Saved entries
+--

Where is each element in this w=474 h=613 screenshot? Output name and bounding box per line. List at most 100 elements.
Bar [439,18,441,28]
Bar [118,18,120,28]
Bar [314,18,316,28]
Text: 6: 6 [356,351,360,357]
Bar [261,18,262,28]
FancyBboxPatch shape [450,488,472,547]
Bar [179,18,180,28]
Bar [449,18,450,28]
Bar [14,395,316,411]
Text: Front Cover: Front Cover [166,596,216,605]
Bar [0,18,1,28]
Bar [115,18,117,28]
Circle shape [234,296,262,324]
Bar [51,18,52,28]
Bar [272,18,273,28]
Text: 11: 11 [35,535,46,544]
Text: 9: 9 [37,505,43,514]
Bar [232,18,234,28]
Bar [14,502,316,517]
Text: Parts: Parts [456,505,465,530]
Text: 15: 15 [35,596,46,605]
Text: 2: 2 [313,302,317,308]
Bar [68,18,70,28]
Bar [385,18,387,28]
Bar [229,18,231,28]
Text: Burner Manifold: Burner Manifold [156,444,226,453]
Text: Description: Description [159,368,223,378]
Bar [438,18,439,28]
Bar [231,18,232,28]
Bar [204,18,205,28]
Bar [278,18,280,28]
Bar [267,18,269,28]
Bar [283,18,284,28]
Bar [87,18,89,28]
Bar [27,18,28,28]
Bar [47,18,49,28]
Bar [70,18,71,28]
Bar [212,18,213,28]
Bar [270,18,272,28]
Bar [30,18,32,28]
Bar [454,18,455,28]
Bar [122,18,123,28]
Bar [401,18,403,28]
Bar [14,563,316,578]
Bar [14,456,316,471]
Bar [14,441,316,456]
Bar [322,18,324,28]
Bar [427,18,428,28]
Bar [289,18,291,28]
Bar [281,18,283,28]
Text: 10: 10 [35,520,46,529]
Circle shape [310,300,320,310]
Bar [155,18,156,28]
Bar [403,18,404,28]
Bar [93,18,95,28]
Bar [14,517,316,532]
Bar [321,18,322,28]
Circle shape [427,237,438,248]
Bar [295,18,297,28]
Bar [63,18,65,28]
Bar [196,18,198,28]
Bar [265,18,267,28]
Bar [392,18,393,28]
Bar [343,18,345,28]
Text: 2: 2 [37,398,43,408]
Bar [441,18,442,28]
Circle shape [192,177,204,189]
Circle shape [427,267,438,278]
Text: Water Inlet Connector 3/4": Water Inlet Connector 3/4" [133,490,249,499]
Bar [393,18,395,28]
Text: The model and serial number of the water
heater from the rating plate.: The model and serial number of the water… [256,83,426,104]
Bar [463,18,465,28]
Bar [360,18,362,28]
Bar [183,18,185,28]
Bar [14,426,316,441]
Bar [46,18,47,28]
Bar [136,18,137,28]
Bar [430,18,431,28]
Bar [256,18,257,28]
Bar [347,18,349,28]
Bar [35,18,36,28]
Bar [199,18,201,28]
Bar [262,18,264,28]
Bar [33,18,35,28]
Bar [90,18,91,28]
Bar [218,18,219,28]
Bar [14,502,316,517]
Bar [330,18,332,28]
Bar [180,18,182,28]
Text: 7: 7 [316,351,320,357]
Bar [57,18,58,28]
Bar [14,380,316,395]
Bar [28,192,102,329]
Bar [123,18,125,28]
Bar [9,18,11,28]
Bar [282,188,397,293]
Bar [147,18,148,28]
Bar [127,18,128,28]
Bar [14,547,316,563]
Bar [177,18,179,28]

+--

*Exercise instructions:* Update the items above by changing every "Circle shape" to "Ring shape", leaving everything else the same.

*Answer to the exercise:*
Where is each element in this w=474 h=613 screenshot? Output name and bounding box per line. List at most 100 elements.
Bar [439,18,441,28]
Bar [118,18,120,28]
Bar [314,18,316,28]
Text: 6: 6 [356,351,360,357]
Bar [261,18,262,28]
FancyBboxPatch shape [450,488,472,547]
Bar [179,18,180,28]
Bar [449,18,450,28]
Bar [14,395,316,411]
Text: Front Cover: Front Cover [166,596,216,605]
Bar [0,18,1,28]
Bar [115,18,117,28]
Ring shape [234,296,262,324]
Bar [51,18,52,28]
Bar [272,18,273,28]
Text: 11: 11 [35,535,46,544]
Text: 9: 9 [37,505,43,514]
Bar [232,18,234,28]
Bar [14,502,316,517]
Text: Parts: Parts [456,505,465,530]
Text: 15: 15 [35,596,46,605]
Text: 2: 2 [313,302,317,308]
Bar [68,18,70,28]
Bar [385,18,387,28]
Bar [229,18,231,28]
Text: Burner Manifold: Burner Manifold [156,444,226,453]
Text: Description: Description [159,368,223,378]
Bar [438,18,439,28]
Bar [231,18,232,28]
Bar [204,18,205,28]
Bar [278,18,280,28]
Bar [267,18,269,28]
Bar [283,18,284,28]
Bar [87,18,89,28]
Bar [27,18,28,28]
Bar [47,18,49,28]
Bar [70,18,71,28]
Bar [212,18,213,28]
Bar [270,18,272,28]
Bar [30,18,32,28]
Bar [454,18,455,28]
Bar [122,18,123,28]
Bar [401,18,403,28]
Bar [14,563,316,578]
Bar [14,456,316,471]
Bar [14,441,316,456]
Bar [322,18,324,28]
Bar [427,18,428,28]
Bar [289,18,291,28]
Bar [281,18,283,28]
Text: 10: 10 [35,520,46,529]
Ring shape [310,300,320,310]
Bar [155,18,156,28]
Bar [403,18,404,28]
Bar [93,18,95,28]
Bar [14,517,316,532]
Bar [321,18,322,28]
Ring shape [427,237,438,248]
Bar [295,18,297,28]
Bar [63,18,65,28]
Bar [196,18,198,28]
Bar [265,18,267,28]
Bar [392,18,393,28]
Bar [343,18,345,28]
Text: 2: 2 [37,398,43,408]
Bar [441,18,442,28]
Ring shape [192,177,204,189]
Ring shape [427,267,438,278]
Text: Water Inlet Connector 3/4": Water Inlet Connector 3/4" [133,490,249,499]
Bar [393,18,395,28]
Text: The model and serial number of the water
heater from the rating plate.: The model and serial number of the water… [256,83,426,104]
Bar [463,18,465,28]
Bar [360,18,362,28]
Bar [183,18,185,28]
Bar [14,426,316,441]
Bar [46,18,47,28]
Bar [136,18,137,28]
Bar [430,18,431,28]
Bar [256,18,257,28]
Bar [347,18,349,28]
Bar [35,18,36,28]
Bar [199,18,201,28]
Bar [262,18,264,28]
Bar [33,18,35,28]
Bar [90,18,91,28]
Bar [218,18,219,28]
Bar [14,502,316,517]
Bar [330,18,332,28]
Bar [180,18,182,28]
Text: 7: 7 [316,351,320,357]
Bar [57,18,58,28]
Bar [14,380,316,395]
Bar [28,192,102,329]
Bar [123,18,125,28]
Bar [9,18,11,28]
Bar [282,188,397,293]
Bar [147,18,148,28]
Bar [127,18,128,28]
Bar [14,547,316,563]
Bar [177,18,179,28]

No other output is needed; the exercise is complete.